**Instruction:** All of the material should be reproduced exactly, with pictures left out.

**Data for processing:**

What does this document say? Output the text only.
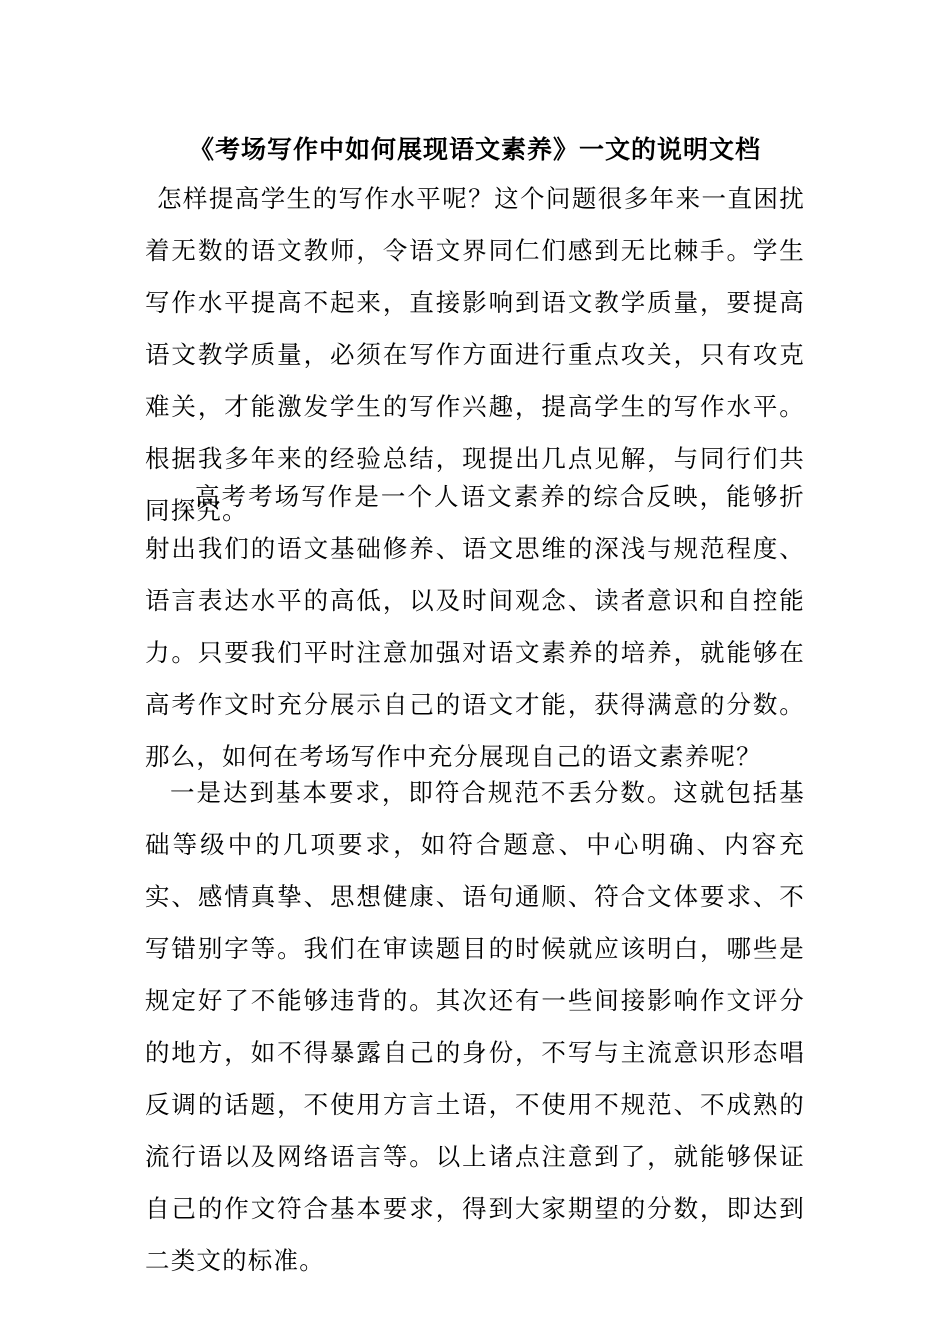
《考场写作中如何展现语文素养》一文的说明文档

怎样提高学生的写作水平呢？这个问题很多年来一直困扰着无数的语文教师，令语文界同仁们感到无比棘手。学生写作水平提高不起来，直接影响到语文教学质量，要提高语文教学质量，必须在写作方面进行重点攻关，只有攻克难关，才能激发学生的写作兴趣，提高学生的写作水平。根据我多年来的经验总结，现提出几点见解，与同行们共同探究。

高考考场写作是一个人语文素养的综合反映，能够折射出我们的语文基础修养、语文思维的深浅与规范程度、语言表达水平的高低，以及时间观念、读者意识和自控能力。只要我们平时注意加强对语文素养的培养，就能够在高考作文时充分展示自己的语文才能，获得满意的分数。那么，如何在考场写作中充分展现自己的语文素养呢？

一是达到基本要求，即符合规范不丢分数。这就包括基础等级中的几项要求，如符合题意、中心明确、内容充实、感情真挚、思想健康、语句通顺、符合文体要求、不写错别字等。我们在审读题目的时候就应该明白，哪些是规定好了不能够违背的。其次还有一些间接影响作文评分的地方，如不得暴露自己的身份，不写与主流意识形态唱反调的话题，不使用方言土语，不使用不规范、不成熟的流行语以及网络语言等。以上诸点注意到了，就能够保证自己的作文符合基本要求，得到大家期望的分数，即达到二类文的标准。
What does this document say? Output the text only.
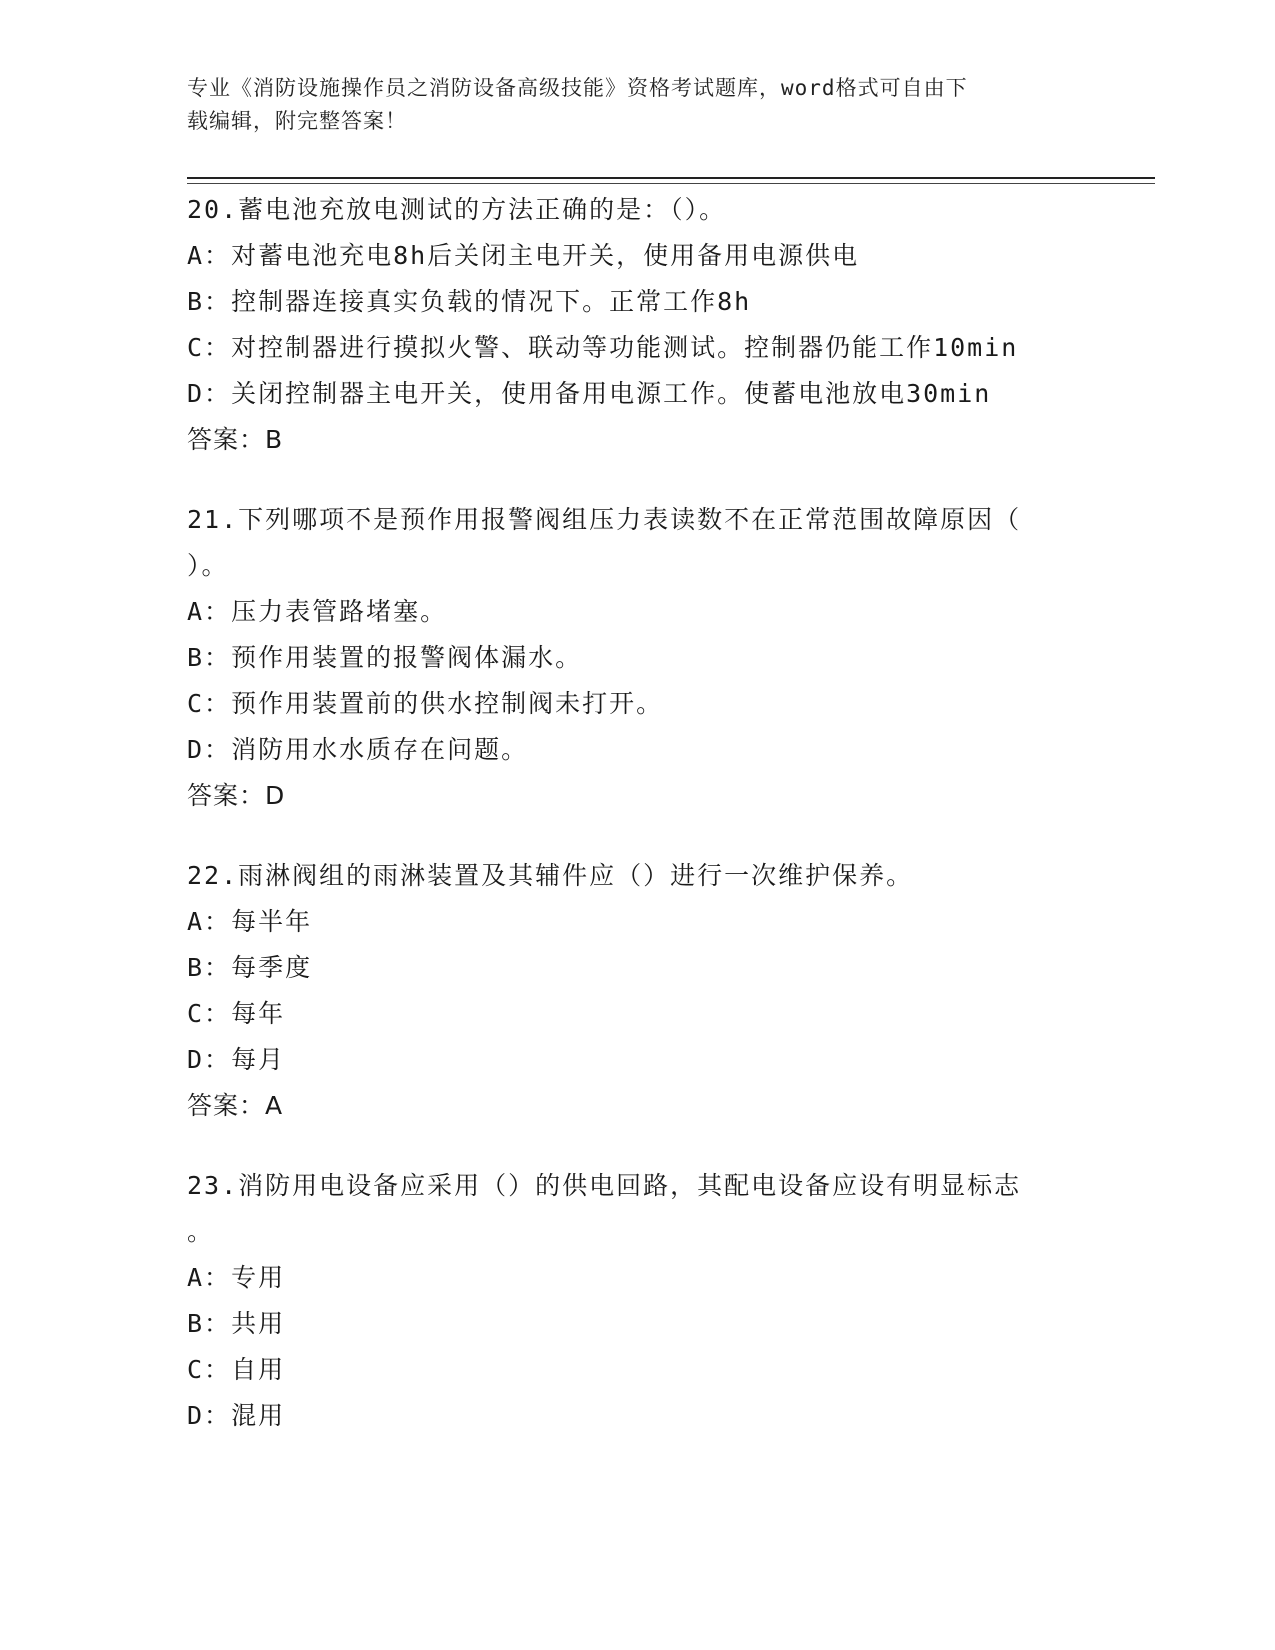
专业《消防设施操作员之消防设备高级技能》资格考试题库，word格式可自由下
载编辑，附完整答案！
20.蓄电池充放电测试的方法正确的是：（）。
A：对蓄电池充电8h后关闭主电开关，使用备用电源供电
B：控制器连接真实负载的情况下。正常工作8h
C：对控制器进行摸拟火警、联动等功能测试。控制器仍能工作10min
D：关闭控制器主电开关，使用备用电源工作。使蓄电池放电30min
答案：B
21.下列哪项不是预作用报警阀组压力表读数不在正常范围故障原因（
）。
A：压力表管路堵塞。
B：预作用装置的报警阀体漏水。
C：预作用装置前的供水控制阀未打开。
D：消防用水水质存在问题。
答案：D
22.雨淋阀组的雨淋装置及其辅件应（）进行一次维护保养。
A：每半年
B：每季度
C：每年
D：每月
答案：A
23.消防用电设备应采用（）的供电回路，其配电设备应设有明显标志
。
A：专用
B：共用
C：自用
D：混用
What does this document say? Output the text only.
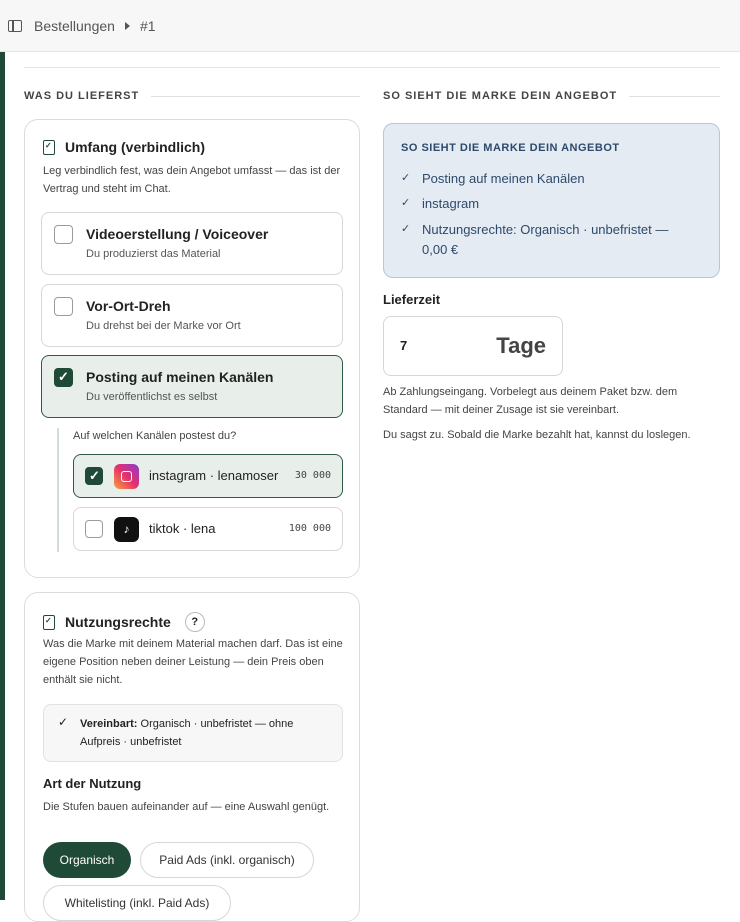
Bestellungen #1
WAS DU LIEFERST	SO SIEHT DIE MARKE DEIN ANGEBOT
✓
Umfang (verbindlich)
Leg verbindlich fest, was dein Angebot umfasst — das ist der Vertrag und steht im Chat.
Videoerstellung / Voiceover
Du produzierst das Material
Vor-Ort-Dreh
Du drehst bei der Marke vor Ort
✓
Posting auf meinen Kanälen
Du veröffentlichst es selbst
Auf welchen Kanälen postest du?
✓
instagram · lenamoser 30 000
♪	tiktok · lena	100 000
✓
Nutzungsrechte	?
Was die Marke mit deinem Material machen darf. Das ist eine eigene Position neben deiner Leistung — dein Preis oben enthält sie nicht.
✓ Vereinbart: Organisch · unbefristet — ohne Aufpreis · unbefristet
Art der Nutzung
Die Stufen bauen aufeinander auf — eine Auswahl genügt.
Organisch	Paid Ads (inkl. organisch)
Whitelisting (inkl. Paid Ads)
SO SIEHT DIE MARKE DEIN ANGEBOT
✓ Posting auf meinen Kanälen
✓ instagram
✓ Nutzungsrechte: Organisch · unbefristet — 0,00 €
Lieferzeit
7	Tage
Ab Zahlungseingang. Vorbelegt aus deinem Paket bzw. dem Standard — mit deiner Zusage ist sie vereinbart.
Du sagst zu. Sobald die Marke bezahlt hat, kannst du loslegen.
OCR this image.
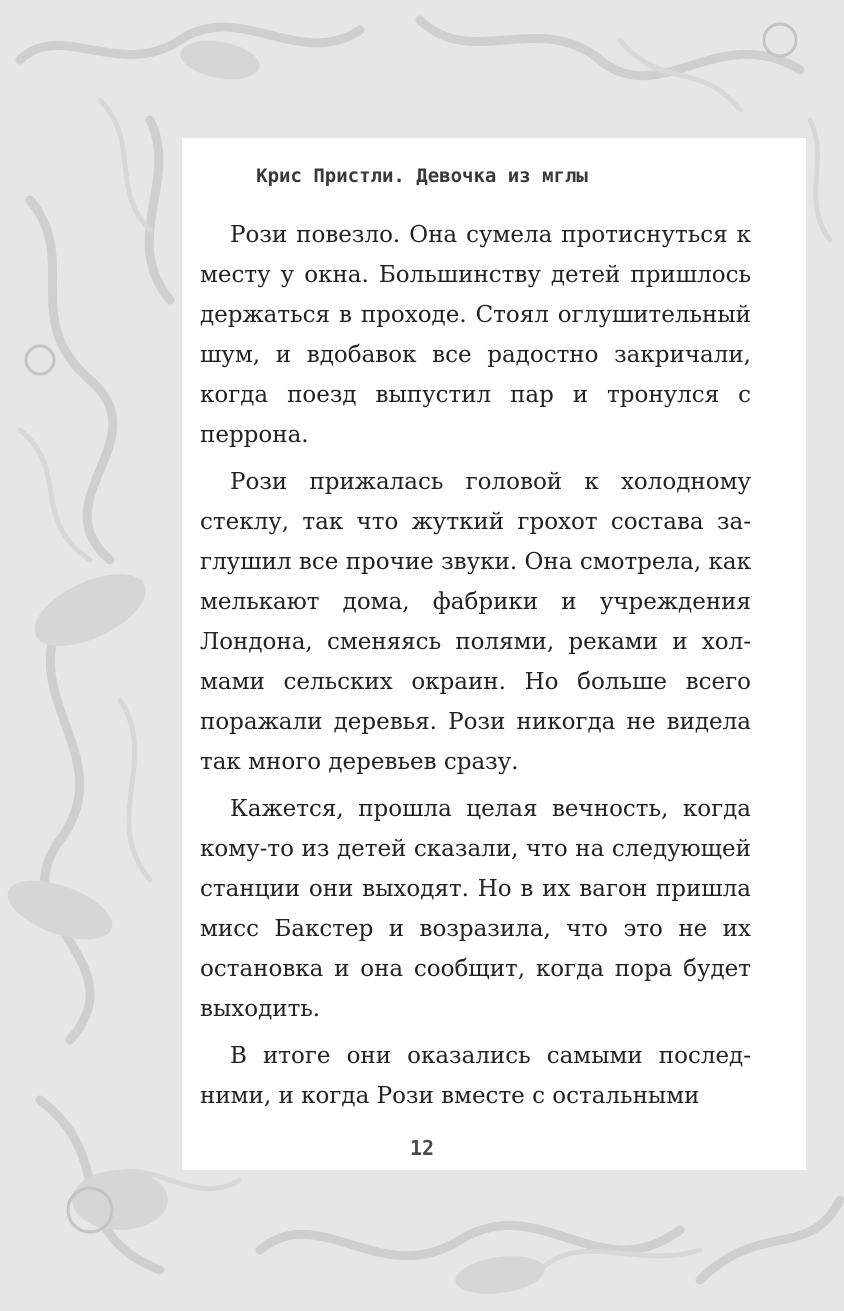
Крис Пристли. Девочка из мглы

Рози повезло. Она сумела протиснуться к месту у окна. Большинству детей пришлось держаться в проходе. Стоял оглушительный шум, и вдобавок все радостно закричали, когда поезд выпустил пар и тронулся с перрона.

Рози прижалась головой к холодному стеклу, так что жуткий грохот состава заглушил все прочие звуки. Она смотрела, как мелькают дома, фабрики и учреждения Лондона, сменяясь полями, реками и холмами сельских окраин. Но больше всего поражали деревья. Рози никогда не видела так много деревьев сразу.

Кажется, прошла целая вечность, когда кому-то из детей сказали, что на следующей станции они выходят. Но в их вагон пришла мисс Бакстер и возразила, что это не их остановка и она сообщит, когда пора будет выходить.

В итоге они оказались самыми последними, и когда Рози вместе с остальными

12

**Solution to the exercise:**
What does this document say? Output the text only.
《考场写作中如何展现语文素养》一文的说明文档

怎样提高学生的写作水平呢？这个问题很多年来一直困扰着无数的语文教师，令语文界同仁们感到无比棘手。学生写作水平提高不起来，直接影响到语文教学质量，要提高语文教学质量，必须在写作方面进行重点攻关，只有攻克难关，才能激发学生的写作兴趣，提高学生的写作水平。根据我多年来的经验总结，现提出几点见解，与同行们共同探究。

高考考场写作是一个人语文素养的综合反映，能够折射出我们的语文基础修养、语文思维的深浅与规范程度、语言表达水平的高低，以及时间观念、读者意识和自控能力。只要我们平时注意加强对语文素养的培养，就能够在高考作文时充分展示自己的语文才能，获得满意的分数。那么，如何在考场写作中充分展现自己的语文素养呢？

一是达到基本要求，即符合规范不丢分数。这就包括基础等级中的几项要求，如符合题意、中心明确、内容充实、感情真挚、思想健康、语句通顺、符合文体要求、不写错别字等。我们在审读题目的时候就应该明白，哪些是规定好了不能够违背的。其次还有一些间接影响作文评分的地方，如不得暴露自己的身份，不写与主流意识形态唱反调的话题，不使用方言土语，不使用不规范、不成熟的流行语以及网络语言等。以上诸点注意到了，就能够保证自己的作文符合基本要求，得到大家期望的分数，即达到二类文的标准。
What does this document say? Output the text only.
专业《消防设施操作员之消防设备高级技能》资格考试题库，word格式可自由下
载编辑，附完整答案！
20.蓄电池充放电测试的方法正确的是：（）。
A：对蓄电池充电8h后关闭主电开关，使用备用电源供电
B：控制器连接真实负载的情况下。正常工作8h
C：对控制器进行摸拟火警、联动等功能测试。控制器仍能工作10min
D：关闭控制器主电开关，使用备用电源工作。使蓄电池放电30min
答案：B
21.下列哪项不是预作用报警阀组压力表读数不在正常范围故障原因（
）。
A：压力表管路堵塞。
B：预作用装置的报警阀体漏水。
C：预作用装置前的供水控制阀未打开。
D：消防用水水质存在问题。
答案：D
22.雨淋阀组的雨淋装置及其辅件应（）进行一次维护保养。
A：每半年
B：每季度
C：每年
D：每月
答案：A
23.消防用电设备应采用（）的供电回路，其配电设备应设有明显标志
。
A：专用
B：共用
C：自用
D：混用
What does this document say? Output the text only.
Bestellungen #1
WAS DU LIEFERST	SO SIEHT DIE MARKE DEIN ANGEBOT
✓
Umfang (verbindlich)
Leg verbindlich fest, was dein Angebot umfasst — das ist der Vertrag und steht im Chat.
Videoerstellung / Voiceover
Du produzierst das Material
Vor-Ort-Dreh
Du drehst bei der Marke vor Ort
✓
Posting auf meinen Kanälen
Du veröffentlichst es selbst
Auf welchen Kanälen postest du?
✓
instagram · lenamoser 30 000
♪	tiktok · lena	100 000
✓
Nutzungsrechte	?
Was die Marke mit deinem Material machen darf. Das ist eine eigene Position neben deiner Leistung — dein Preis oben enthält sie nicht.
✓ Vereinbart: Organisch · unbefristet — ohne Aufpreis · unbefristet
Art der Nutzung
Die Stufen bauen aufeinander auf — eine Auswahl genügt.
Organisch	Paid Ads (inkl. organisch)
Whitelisting (inkl. Paid Ads)
SO SIEHT DIE MARKE DEIN ANGEBOT
✓ Posting auf meinen Kanälen
✓ instagram
✓ Nutzungsrechte: Organisch · unbefristet — 0,00 €
Lieferzeit
7	Tage
Ab Zahlungseingang. Vorbelegt aus deinem Paket bzw. dem Standard — mit deiner Zusage ist sie vereinbart.
Du sagst zu. Sobald die Marke bezahlt hat, kannst du loslegen.
OCR this image.
Крис Пристли. Девочка из мглы

Рози повезло. Она сумела протиснуться к месту у окна. Большинству детей пришлось держаться в проходе. Стоял оглушительный шум, и вдобавок все радостно закричали, когда поезд выпустил пар и тронулся с перрона.

Рози прижалась головой к холодному стеклу, так что жуткий грохот состава заглушил все прочие звуки. Она смотрела, как мелькают дома, фабрики и учреждения Лондона, сменяясь полями, реками и холмами сельских окраин. Но больше всего поражали деревья. Рози никогда не видела так много деревьев сразу.

Кажется, прошла целая вечность, когда кому-то из детей сказали, что на следующей станции они выходят. Но в их вагон пришла мисс Бакстер и возразила, что это не их остановка и она сообщит, когда пора будет выходить.

В итоге они оказались самыми последними, и когда Рози вместе с остальными

12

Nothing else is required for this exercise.